* begin *
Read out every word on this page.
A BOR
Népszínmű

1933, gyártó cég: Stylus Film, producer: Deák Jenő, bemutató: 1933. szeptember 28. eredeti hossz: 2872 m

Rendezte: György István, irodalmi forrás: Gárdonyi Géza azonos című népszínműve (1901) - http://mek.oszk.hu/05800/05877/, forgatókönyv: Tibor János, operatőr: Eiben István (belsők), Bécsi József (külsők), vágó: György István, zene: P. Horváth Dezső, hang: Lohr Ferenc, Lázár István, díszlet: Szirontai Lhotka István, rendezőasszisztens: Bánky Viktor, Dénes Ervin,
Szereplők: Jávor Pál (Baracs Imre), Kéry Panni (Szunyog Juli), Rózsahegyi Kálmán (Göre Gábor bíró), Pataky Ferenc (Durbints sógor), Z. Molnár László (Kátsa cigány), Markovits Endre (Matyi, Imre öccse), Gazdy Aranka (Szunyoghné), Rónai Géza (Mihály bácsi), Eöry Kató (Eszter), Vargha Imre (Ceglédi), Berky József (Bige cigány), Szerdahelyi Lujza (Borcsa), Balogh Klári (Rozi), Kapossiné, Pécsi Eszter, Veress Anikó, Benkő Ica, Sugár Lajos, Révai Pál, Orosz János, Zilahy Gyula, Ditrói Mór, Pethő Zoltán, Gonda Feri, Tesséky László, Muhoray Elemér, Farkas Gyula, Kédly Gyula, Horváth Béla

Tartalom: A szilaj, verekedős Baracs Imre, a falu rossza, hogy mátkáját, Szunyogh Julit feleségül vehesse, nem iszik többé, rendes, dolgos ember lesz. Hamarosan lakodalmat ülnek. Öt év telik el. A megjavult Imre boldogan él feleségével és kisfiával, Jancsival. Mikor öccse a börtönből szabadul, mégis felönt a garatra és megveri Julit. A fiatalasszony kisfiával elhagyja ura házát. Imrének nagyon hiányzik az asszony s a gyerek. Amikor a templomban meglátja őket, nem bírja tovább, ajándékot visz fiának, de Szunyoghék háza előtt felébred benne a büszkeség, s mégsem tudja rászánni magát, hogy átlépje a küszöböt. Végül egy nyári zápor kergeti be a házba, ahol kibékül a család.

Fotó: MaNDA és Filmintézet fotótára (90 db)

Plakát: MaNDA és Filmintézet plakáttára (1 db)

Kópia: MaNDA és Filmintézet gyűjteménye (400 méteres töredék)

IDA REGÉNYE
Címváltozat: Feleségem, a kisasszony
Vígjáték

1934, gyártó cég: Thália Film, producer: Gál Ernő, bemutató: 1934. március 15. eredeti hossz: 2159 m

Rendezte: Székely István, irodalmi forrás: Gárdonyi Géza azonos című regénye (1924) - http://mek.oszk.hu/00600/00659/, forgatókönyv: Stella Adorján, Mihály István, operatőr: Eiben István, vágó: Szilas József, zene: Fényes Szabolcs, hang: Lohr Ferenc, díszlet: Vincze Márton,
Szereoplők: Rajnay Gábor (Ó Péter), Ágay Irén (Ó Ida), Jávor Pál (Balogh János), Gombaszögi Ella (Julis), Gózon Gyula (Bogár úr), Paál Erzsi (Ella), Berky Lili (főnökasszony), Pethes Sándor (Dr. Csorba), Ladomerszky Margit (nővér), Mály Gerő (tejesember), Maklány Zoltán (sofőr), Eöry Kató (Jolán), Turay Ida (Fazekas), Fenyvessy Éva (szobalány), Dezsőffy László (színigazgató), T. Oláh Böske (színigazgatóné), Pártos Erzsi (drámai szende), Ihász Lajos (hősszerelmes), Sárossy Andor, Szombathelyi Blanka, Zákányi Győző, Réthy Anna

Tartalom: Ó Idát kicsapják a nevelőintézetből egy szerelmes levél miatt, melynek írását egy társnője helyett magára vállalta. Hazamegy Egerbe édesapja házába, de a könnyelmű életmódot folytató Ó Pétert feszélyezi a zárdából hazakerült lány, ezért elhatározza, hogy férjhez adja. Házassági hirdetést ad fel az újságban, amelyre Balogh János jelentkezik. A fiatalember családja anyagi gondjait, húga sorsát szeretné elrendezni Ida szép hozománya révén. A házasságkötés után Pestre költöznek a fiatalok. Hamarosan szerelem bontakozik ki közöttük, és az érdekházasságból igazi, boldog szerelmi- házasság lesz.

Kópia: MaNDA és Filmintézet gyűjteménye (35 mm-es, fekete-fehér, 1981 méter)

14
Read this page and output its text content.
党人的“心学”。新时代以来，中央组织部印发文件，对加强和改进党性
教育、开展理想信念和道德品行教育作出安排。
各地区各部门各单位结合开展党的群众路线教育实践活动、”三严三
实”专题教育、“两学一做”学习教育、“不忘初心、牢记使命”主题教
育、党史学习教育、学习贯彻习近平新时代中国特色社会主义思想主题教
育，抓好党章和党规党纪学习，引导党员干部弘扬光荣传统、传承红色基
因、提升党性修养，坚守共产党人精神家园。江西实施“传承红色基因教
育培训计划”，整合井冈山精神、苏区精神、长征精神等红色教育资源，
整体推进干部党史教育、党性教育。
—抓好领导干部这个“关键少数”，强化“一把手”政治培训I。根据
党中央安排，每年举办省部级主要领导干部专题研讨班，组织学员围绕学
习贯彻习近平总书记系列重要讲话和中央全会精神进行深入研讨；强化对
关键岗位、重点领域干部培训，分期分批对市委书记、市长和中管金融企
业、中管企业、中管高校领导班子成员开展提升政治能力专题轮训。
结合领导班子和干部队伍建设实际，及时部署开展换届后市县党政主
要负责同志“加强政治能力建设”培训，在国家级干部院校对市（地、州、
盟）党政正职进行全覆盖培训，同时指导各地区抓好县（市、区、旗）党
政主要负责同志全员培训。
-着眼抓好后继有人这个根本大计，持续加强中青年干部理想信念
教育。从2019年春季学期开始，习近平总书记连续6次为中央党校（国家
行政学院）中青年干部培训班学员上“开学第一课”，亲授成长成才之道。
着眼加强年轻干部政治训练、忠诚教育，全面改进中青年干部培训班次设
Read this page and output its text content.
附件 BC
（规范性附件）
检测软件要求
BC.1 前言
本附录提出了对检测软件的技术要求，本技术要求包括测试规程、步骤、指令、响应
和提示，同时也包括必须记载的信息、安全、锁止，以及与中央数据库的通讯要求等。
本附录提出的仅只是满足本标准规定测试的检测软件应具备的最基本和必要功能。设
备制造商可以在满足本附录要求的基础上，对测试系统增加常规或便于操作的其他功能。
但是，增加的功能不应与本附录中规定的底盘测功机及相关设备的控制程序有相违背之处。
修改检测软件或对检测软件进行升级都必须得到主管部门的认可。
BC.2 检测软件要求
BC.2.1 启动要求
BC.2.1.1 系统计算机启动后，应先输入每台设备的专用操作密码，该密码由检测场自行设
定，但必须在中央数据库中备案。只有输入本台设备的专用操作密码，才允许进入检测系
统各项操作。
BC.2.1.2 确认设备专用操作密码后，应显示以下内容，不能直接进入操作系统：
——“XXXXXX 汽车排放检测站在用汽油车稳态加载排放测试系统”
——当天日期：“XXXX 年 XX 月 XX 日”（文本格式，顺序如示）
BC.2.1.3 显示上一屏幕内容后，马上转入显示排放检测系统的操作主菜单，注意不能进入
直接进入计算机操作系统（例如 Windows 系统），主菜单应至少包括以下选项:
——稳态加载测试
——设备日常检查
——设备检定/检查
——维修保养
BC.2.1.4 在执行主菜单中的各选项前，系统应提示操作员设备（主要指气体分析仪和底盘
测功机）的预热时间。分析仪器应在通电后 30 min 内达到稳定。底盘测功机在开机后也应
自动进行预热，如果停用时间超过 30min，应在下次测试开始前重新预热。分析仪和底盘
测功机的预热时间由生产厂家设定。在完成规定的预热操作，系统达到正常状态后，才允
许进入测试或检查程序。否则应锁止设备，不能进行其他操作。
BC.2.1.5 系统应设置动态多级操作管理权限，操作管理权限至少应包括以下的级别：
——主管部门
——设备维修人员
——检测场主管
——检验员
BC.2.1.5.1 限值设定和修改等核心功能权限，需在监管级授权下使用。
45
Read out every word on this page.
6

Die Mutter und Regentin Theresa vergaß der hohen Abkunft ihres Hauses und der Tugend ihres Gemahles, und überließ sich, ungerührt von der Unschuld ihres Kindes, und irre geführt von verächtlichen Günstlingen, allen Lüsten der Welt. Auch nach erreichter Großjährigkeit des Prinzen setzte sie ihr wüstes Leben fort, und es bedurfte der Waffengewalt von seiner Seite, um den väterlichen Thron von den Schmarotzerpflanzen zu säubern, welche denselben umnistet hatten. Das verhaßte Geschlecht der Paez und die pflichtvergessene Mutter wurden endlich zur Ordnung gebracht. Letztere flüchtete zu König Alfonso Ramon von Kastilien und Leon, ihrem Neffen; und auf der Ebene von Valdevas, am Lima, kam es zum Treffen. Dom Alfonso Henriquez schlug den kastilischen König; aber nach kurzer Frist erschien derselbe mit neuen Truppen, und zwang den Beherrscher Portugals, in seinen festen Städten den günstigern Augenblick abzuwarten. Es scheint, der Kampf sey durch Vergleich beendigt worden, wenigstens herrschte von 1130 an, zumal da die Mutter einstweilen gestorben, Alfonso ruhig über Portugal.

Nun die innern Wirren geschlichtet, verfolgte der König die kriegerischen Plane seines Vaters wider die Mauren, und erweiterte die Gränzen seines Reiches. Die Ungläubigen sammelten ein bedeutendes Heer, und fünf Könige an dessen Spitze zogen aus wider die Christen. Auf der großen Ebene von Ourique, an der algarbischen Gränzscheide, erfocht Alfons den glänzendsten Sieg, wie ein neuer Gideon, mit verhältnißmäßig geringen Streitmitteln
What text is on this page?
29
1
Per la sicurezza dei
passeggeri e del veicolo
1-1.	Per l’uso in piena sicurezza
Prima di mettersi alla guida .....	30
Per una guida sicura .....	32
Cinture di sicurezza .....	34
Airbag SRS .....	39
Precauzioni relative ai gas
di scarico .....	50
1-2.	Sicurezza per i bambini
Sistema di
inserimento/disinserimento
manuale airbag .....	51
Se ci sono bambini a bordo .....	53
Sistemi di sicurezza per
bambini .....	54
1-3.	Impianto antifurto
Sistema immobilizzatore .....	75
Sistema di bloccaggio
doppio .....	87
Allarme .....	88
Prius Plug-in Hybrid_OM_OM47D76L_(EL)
* end *
## Directive
Gather every line from the listing above in which the word "Sistema" appears.

## Completed task
Sistema di
Sistema immobilizzatore .....	75
Sistema di bloccaggio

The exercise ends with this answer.